§ **Goal of the exercise**
Repeat what the lines below say, word for word, and skip every image.
━━━━━ Records provided ━━━━━
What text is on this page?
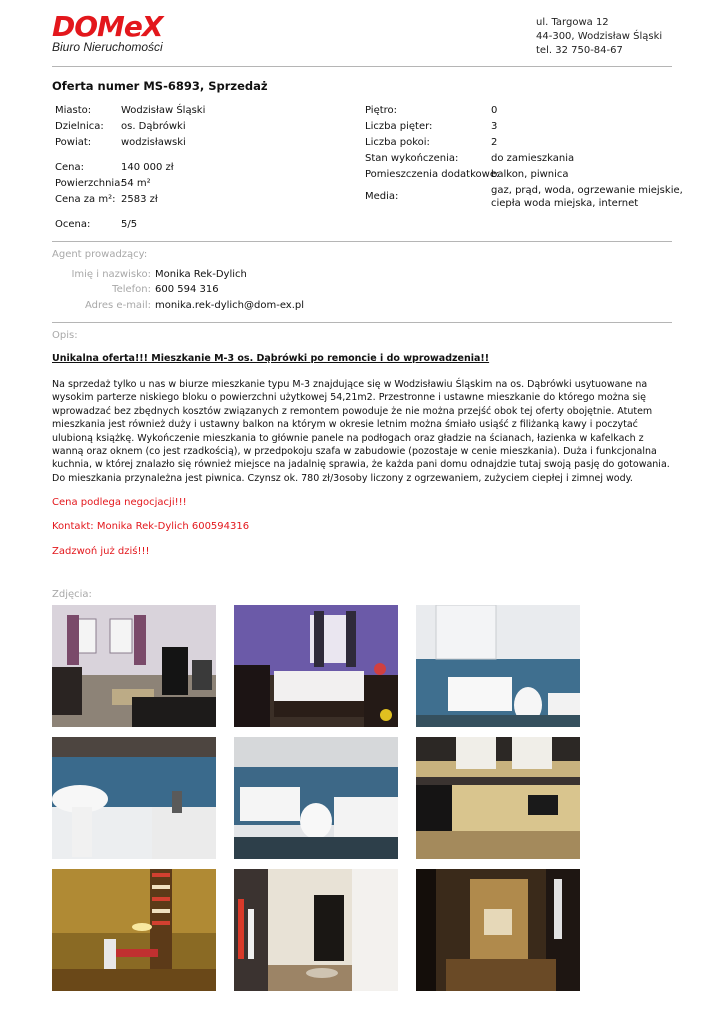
DOMeX
Biuro Nieruchomości
ul. Targowa 12
44-300, Wodzisław Śląski
tel. 32 750-84-67
Oferta numer MS-6893, Sprzedaż
Miasto:	Wodzisław Śląski
Dzielnica: os. Dąbrówki
Powiat:	wodzisławski
Cena:	140 000 zł
Powierzchnia:
54 m²
Cena za m²: 2583 zł
Ocena:	5/5
Piętro:	0
Liczba pięter:	3
Liczba pokoi:	2
Stan wykończenia:	do zamieszkania
Pomieszczenia dodatkowe:
balkon, piwnica
Media:
gaz, prąd, woda, ogrzewanie miejskie,
ciepła woda miejska, internet
Agent prowadzący:
Imię i nazwisko: Monika Rek-Dylich
Telefon: 600 594 316
Adres e-mail: monika.rek-dylich@dom-ex.pl
Opis:
Unikalna oferta!!! Mieszkanie M-3 os. Dąbrówki po remoncie i do wprowadzenia!!
Na sprzedaż tylko u nas w biurze mieszkanie typu M-3 znajdujące się w Wodzisławiu Śląskim na os. Dąbrówki usytuowane na wysokim parterze niskiego bloku o powierzchni użytkowej 54,21m2. Przestronne i ustawne mieszkanie do którego można się wprowadzać bez zbędnych kosztów związanych z remontem powoduje że nie można przejść obok tej oferty obojętnie. Atutem mieszkania jest również duży i ustawny balkon na którym w okresie letnim można śmiało usiąść z filiżanką kawy i poczytać ulubioną książkę. Wykończenie mieszkania to głównie panele na podłogach oraz gładzie na ścianach, łazienka w kafelkach z wanną oraz oknem (co jest rzadkością), w przedpokoju szafa w zabudowie (pozostaje w cenie mieszkania). Duża i funkcjonalna kuchnia, w której znalazło się również miejsce na jadalnię sprawia, że każda pani domu odnajdzie tutaj swoją pasję do gotowania. Do mieszkania przynależna jest piwnica. Czynsz ok. 780 zł/3osoby liczony z ogrzewaniem, zużyciem ciepłej i zimnej wody.
Cena podlega negocjacji!!!
Kontakt: Monika Rek-Dylich 600594316
Zadzwoń już dziś!!!
Zdjęcia:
━━━━━
§ **The answer**
What text is on this page?
DOMeX
Biuro Nieruchomości
ul. Targowa 12
44-300, Wodzisław Śląski
tel. 32 750-84-67
Oferta numer MS-6893, Sprzedaż
Miasto:	Wodzisław Śląski
Dzielnica: os. Dąbrówki
Powiat:	wodzisławski
Cena:	140 000 zł
Powierzchnia:
54 m²
Cena za m²: 2583 zł
Ocena:	5/5
Piętro:	0
Liczba pięter:	3
Liczba pokoi:	2
Stan wykończenia:	do zamieszkania
Pomieszczenia dodatkowe:
balkon, piwnica
Media:
gaz, prąd, woda, ogrzewanie miejskie,
ciepła woda miejska, internet
Agent prowadzący:
Imię i nazwisko: Monika Rek-Dylich
Telefon: 600 594 316
Adres e-mail: monika.rek-dylich@dom-ex.pl
Opis:
Unikalna oferta!!! Mieszkanie M-3 os. Dąbrówki po remoncie i do wprowadzenia!!
Na sprzedaż tylko u nas w biurze mieszkanie typu M-3 znajdujące się w Wodzisławiu Śląskim na os. Dąbrówki usytuowane na wysokim parterze niskiego bloku o powierzchni użytkowej 54,21m2. Przestronne i ustawne mieszkanie do którego można się wprowadzać bez zbędnych kosztów związanych z remontem powoduje że nie można przejść obok tej oferty obojętnie. Atutem mieszkania jest również duży i ustawny balkon na którym w okresie letnim można śmiało usiąść z filiżanką kawy i poczytać ulubioną książkę. Wykończenie mieszkania to głównie panele na podłogach oraz gładzie na ścianach, łazienka w kafelkach z wanną oraz oknem (co jest rzadkością), w przedpokoju szafa w zabudowie (pozostaje w cenie mieszkania). Duża i funkcjonalna kuchnia, w której znalazło się również miejsce na jadalnię sprawia, że każda pani domu odnajdzie tutaj swoją pasję do gotowania. Do mieszkania przynależna jest piwnica. Czynsz ok. 780 zł/3osoby liczony z ogrzewaniem, zużyciem ciepłej i zimnej wody.
Cena podlega negocjacji!!!
Kontakt: Monika Rek-Dylich 600594316
Zadzwoń już dziś!!!
Zdjęcia:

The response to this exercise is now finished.